Report all lines holding "this".

BEGIN Extracted entries

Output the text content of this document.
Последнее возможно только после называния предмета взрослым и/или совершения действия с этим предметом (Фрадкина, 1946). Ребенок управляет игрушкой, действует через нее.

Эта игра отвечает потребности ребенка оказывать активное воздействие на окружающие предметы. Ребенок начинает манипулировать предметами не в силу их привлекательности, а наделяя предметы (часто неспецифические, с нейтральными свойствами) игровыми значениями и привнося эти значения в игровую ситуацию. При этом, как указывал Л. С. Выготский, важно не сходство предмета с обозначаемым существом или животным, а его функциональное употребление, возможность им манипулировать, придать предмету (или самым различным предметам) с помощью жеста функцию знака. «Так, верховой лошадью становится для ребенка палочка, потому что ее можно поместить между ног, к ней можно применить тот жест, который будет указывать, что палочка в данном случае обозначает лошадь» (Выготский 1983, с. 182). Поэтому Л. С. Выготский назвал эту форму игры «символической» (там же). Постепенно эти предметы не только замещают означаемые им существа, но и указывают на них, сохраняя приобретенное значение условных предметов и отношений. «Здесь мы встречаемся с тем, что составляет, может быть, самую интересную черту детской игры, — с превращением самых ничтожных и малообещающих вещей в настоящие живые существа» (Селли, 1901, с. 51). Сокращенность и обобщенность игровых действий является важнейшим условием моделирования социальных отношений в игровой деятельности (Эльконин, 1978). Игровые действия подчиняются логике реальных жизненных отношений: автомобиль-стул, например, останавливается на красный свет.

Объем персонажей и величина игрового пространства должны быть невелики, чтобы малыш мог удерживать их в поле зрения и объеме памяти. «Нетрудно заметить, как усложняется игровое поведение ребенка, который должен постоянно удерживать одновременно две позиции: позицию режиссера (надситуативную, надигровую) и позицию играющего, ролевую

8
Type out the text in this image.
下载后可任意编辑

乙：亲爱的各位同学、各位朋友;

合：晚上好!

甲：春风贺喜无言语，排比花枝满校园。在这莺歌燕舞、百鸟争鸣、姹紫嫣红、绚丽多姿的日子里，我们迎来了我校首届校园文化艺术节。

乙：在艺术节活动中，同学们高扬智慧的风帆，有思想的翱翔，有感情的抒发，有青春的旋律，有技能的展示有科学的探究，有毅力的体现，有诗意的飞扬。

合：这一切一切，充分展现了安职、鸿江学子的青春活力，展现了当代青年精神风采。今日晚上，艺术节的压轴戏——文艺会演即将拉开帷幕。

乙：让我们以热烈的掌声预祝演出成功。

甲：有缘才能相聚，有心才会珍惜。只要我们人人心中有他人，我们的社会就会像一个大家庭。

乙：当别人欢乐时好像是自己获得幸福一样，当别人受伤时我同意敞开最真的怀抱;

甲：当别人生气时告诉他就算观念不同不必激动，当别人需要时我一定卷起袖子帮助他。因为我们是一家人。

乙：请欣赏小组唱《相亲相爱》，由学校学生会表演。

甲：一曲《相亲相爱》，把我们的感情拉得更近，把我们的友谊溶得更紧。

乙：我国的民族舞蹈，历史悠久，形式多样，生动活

END Extracted entries

• Output of the exercise:
Output the text content of this document.
Type out the text in this image.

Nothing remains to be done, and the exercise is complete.